-- BEGIN --

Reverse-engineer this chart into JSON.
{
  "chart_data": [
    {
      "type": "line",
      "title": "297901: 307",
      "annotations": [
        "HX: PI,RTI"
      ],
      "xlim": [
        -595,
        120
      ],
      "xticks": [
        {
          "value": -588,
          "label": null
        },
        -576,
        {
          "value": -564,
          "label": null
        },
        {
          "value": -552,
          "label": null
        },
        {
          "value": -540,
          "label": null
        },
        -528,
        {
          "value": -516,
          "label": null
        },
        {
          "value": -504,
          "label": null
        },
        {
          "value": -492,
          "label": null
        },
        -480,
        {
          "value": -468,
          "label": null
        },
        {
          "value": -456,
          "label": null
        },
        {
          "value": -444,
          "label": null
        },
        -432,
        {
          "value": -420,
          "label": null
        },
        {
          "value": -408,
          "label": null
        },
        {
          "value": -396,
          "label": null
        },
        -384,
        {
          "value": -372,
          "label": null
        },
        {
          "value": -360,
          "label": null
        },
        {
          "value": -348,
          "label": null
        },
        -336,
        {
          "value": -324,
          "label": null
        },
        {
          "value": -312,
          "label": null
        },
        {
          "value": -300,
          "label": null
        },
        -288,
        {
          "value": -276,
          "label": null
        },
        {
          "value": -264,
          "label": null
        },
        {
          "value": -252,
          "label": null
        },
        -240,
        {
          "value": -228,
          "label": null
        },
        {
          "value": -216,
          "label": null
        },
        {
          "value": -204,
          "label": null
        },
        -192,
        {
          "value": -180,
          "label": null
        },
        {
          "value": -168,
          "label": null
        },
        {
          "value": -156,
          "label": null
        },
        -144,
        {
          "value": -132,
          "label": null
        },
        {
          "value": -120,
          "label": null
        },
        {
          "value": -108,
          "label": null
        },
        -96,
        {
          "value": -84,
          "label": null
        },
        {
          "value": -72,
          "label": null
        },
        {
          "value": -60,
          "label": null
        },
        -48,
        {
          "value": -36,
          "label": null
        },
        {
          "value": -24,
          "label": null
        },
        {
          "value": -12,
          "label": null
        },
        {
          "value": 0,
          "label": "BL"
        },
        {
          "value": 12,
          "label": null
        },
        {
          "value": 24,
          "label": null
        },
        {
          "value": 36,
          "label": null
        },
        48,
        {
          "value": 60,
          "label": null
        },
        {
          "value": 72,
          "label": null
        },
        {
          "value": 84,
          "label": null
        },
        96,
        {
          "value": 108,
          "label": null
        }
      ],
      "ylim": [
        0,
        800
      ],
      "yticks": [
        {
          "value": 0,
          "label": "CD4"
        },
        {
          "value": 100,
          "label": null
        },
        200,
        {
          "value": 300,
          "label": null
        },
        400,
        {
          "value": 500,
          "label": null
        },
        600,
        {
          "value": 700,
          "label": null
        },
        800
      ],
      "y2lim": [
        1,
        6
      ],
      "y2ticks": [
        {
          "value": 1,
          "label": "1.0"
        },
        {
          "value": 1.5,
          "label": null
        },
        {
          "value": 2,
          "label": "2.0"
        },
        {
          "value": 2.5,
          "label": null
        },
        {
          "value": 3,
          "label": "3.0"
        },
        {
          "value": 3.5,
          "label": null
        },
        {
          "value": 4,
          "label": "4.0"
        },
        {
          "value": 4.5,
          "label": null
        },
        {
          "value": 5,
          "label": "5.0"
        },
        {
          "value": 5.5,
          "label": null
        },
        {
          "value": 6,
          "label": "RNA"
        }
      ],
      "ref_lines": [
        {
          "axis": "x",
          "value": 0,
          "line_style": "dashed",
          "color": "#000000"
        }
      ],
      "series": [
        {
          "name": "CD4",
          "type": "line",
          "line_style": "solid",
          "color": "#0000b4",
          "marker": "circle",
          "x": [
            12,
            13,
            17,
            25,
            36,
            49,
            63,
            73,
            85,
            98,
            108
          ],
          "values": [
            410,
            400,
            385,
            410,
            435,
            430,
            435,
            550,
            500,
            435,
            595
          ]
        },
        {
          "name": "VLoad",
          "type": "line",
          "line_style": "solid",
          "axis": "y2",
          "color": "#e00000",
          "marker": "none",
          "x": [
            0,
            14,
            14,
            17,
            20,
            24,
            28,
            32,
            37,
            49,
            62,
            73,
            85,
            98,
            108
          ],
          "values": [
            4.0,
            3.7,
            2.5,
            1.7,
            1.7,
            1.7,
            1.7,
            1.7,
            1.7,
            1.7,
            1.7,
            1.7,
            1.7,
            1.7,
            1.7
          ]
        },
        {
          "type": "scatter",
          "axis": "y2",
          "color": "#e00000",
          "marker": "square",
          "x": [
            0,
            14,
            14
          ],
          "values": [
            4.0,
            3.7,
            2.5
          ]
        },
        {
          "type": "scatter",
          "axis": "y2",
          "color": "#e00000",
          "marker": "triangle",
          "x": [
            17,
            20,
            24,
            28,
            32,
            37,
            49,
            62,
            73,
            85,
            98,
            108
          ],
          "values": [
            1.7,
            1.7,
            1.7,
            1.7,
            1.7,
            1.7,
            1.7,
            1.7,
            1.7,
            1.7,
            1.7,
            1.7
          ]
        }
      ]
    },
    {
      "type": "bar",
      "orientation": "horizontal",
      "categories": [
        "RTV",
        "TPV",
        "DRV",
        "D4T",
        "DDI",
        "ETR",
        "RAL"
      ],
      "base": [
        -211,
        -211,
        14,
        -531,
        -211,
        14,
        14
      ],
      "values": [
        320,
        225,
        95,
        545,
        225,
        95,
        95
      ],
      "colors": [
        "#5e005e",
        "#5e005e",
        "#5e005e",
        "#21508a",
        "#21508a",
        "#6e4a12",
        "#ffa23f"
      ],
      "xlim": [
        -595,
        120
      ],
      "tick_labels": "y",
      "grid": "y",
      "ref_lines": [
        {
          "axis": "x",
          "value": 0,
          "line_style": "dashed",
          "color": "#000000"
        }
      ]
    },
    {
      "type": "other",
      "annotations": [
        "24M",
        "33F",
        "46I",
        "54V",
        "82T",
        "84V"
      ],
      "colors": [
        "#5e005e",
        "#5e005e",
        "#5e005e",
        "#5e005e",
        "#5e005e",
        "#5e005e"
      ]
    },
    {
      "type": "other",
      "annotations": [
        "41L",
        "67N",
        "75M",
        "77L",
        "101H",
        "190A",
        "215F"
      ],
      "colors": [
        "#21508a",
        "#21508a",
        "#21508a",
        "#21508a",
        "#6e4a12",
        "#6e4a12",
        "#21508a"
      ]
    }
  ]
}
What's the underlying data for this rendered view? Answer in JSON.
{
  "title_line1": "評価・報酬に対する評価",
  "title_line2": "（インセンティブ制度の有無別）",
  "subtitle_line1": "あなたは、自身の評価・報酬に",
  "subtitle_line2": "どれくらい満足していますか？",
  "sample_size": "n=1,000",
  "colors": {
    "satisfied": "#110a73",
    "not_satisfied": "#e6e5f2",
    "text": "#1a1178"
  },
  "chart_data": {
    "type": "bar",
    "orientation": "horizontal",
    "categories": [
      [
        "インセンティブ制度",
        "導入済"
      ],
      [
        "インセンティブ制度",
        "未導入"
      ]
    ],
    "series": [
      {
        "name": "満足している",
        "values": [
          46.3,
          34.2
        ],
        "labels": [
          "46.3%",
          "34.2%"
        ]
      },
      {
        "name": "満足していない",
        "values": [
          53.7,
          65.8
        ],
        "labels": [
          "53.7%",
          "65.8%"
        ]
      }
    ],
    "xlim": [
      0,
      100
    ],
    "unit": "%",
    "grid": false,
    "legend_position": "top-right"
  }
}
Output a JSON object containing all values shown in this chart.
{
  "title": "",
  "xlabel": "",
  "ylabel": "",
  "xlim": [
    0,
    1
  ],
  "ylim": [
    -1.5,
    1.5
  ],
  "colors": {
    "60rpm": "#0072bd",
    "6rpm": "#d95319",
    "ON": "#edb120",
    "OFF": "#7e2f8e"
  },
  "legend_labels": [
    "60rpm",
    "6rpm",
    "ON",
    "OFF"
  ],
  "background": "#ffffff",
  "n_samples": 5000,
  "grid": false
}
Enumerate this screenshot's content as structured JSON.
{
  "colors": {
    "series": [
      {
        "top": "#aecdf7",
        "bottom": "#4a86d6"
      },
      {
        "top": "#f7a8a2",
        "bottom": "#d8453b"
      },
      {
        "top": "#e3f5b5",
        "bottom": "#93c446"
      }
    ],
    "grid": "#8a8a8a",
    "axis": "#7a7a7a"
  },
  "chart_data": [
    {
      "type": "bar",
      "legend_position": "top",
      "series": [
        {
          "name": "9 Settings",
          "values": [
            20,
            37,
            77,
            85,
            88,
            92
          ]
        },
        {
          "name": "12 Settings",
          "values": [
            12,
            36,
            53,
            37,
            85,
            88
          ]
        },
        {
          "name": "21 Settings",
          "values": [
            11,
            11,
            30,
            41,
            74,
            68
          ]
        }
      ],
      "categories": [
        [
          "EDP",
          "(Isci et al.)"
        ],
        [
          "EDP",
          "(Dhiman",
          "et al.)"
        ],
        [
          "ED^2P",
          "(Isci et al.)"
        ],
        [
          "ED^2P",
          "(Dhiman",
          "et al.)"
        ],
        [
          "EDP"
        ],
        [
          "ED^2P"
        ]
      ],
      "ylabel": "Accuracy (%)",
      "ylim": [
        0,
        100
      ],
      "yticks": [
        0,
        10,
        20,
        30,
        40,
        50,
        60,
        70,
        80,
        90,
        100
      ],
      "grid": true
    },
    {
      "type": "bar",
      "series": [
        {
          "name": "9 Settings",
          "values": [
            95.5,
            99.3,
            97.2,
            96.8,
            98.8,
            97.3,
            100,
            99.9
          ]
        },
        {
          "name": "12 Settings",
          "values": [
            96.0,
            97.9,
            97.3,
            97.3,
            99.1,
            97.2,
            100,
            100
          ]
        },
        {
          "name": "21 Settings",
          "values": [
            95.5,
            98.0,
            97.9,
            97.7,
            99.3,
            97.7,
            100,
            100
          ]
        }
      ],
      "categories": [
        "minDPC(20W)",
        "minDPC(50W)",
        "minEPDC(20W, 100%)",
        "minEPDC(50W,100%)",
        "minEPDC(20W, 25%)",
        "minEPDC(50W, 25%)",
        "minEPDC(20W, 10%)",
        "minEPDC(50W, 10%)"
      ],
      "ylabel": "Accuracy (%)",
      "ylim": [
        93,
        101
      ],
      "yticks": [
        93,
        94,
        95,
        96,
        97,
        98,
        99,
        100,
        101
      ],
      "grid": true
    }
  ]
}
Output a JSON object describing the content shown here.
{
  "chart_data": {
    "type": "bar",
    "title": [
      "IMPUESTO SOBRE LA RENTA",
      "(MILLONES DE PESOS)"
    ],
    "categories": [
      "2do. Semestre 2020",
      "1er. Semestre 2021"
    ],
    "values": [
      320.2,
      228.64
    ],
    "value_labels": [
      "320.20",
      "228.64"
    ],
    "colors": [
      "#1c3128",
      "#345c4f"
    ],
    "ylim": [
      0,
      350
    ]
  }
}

-- END --

▶ **TASK TO COMPLETE**: Filter the records, keeping only lines that contain "this", and show those lines.

▶ **RESPONSE**:
Reverse-engineer this chart into JSON.
What's the underlying data for this rendered view? Answer in JSON.
Output a JSON object containing all values shown in this chart.
Enumerate this screenshot's content as structured JSON.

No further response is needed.